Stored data
——

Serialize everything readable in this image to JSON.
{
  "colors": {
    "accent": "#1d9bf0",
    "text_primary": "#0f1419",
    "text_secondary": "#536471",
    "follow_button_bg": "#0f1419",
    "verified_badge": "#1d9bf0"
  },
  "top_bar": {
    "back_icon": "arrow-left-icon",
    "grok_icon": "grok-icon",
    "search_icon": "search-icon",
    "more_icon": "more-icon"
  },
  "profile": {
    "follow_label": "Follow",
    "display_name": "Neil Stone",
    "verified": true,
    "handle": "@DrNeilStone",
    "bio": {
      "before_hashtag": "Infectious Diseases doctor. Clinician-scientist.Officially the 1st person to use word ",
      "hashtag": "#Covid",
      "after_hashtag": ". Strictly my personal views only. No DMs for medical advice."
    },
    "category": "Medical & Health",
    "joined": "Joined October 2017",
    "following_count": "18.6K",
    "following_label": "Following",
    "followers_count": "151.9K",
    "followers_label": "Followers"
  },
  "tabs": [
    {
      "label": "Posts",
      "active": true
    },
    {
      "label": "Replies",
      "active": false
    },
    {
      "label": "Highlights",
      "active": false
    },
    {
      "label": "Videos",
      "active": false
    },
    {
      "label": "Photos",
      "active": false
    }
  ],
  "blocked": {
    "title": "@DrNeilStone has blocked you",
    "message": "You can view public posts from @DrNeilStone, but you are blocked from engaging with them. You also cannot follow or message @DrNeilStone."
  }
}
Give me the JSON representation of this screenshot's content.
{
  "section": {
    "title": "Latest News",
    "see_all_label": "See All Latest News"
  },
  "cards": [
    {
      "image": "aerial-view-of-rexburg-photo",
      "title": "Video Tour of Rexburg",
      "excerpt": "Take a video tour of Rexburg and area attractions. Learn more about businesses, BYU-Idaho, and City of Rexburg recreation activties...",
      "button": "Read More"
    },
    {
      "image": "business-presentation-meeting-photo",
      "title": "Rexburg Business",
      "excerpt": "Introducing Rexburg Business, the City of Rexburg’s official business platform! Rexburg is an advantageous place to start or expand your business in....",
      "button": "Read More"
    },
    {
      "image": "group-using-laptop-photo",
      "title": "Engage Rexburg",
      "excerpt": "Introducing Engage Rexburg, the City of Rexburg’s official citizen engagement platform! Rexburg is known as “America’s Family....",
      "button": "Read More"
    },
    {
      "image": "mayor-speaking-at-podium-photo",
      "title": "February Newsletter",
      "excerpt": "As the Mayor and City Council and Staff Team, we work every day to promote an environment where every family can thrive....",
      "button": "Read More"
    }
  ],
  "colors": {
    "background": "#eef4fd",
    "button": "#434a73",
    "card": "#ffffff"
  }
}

——

# Given task:
Every record should be repeated exactly; please leave none out.

# Answer in full:
Serialize everything readable in this image to JSON.
{
  "colors": {
    "accent": "#1d9bf0",
    "text_primary": "#0f1419",
    "text_secondary": "#536471",
    "follow_button_bg": "#0f1419",
    "verified_badge": "#1d9bf0"
  },
  "top_bar": {
    "back_icon": "arrow-left-icon",
    "grok_icon": "grok-icon",
    "search_icon": "search-icon",
    "more_icon": "more-icon"
  },
  "profile": {
    "follow_label": "Follow",
    "display_name": "Neil Stone",
    "verified": true,
    "handle": "@DrNeilStone",
    "bio": {
      "before_hashtag": "Infectious Diseases doctor. Clinician-scientist.Officially the 1st person to use word ",
      "hashtag": "#Covid",
      "after_hashtag": ". Strictly my personal views only. No DMs for medical advice."
    },
    "category": "Medical & Health",
    "joined": "Joined October 2017",
    "following_count": "18.6K",
    "following_label": "Following",
    "followers_count": "151.9K",
    "followers_label": "Followers"
  },
  "tabs": [
    {
      "label": "Posts",
      "active": true
    },
    {
      "label": "Replies",
      "active": false
    },
    {
      "label": "Highlights",
      "active": false
    },
    {
      "label": "Videos",
      "active": false
    },
    {
      "label": "Photos",
      "active": false
    }
  ],
  "blocked": {
    "title": "@DrNeilStone has blocked you",
    "message": "You can view public posts from @DrNeilStone, but you are blocked from engaging with them. You also cannot follow or message @DrNeilStone."
  }
}
Give me the JSON representation of this screenshot's content.
{
  "section": {
    "title": "Latest News",
    "see_all_label": "See All Latest News"
  },
  "cards": [
    {
      "image": "aerial-view-of-rexburg-photo",
      "title": "Video Tour of Rexburg",
      "excerpt": "Take a video tour of Rexburg and area attractions. Learn more about businesses, BYU-Idaho, and City of Rexburg recreation activties...",
      "button": "Read More"
    },
    {
      "image": "business-presentation-meeting-photo",
      "title": "Rexburg Business",
      "excerpt": "Introducing Rexburg Business, the City of Rexburg’s official business platform! Rexburg is an advantageous place to start or expand your business in....",
      "button": "Read More"
    },
    {
      "image": "group-using-laptop-photo",
      "title": "Engage Rexburg",
      "excerpt": "Introducing Engage Rexburg, the City of Rexburg’s official citizen engagement platform! Rexburg is known as “America’s Family....",
      "button": "Read More"
    },
    {
      "image": "mayor-speaking-at-podium-photo",
      "title": "February Newsletter",
      "excerpt": "As the Mayor and City Council and Staff Team, we work every day to promote an environment where every family can thrive....",
      "button": "Read More"
    }
  ],
  "colors": {
    "background": "#eef4fd",
    "button": "#434a73",
    "card": "#ffffff"
  }
}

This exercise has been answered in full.